(Stored items from a collection)
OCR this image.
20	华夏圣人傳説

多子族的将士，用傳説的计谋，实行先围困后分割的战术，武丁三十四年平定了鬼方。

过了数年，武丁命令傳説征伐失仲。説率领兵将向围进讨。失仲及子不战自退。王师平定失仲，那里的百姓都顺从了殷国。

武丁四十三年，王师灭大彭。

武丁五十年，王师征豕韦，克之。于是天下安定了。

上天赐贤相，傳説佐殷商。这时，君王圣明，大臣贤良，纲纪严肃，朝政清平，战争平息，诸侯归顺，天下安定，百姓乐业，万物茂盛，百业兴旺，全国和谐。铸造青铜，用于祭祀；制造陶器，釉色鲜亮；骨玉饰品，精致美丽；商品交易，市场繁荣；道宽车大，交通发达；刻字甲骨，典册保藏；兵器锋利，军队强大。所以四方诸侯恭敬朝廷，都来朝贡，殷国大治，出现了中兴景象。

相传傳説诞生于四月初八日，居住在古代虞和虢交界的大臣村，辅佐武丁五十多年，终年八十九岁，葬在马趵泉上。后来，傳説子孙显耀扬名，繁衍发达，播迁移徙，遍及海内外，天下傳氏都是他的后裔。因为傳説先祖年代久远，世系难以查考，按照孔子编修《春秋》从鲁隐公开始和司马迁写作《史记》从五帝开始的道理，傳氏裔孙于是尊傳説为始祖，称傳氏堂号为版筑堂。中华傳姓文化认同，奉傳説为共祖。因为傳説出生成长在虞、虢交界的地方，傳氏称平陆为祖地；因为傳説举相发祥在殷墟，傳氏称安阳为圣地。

• _What you should do_
Write out every record shown above, word for word.

• _Final result_
OCR this image.
20	华夏圣人傳説

多子族的将士，用傳説的计谋，实行先围困后分割的战术，武丁三十四年平定了鬼方。

过了数年，武丁命令傳説征伐失仲。説率领兵将向围进讨。失仲及子不战自退。王师平定失仲，那里的百姓都顺从了殷国。

武丁四十三年，王师灭大彭。

武丁五十年，王师征豕韦，克之。于是天下安定了。

上天赐贤相，傳説佐殷商。这时，君王圣明，大臣贤良，纲纪严肃，朝政清平，战争平息，诸侯归顺，天下安定，百姓乐业，万物茂盛，百业兴旺，全国和谐。铸造青铜，用于祭祀；制造陶器，釉色鲜亮；骨玉饰品，精致美丽；商品交易，市场繁荣；道宽车大，交通发达；刻字甲骨，典册保藏；兵器锋利，军队强大。所以四方诸侯恭敬朝廷，都来朝贡，殷国大治，出现了中兴景象。

相传傳説诞生于四月初八日，居住在古代虞和虢交界的大臣村，辅佐武丁五十多年，终年八十九岁，葬在马趵泉上。后来，傳説子孙显耀扬名，繁衍发达，播迁移徙，遍及海内外，天下傳氏都是他的后裔。因为傳説先祖年代久远，世系难以查考，按照孔子编修《春秋》从鲁隐公开始和司马迁写作《史记》从五帝开始的道理，傳氏裔孙于是尊傳説为始祖，称傳氏堂号为版筑堂。中华傳姓文化认同，奉傳説为共祖。因为傳説出生成长在虞、虢交界的地方，傳氏称平陆为祖地；因为傳説举相发祥在殷墟，傳氏称安阳为圣地。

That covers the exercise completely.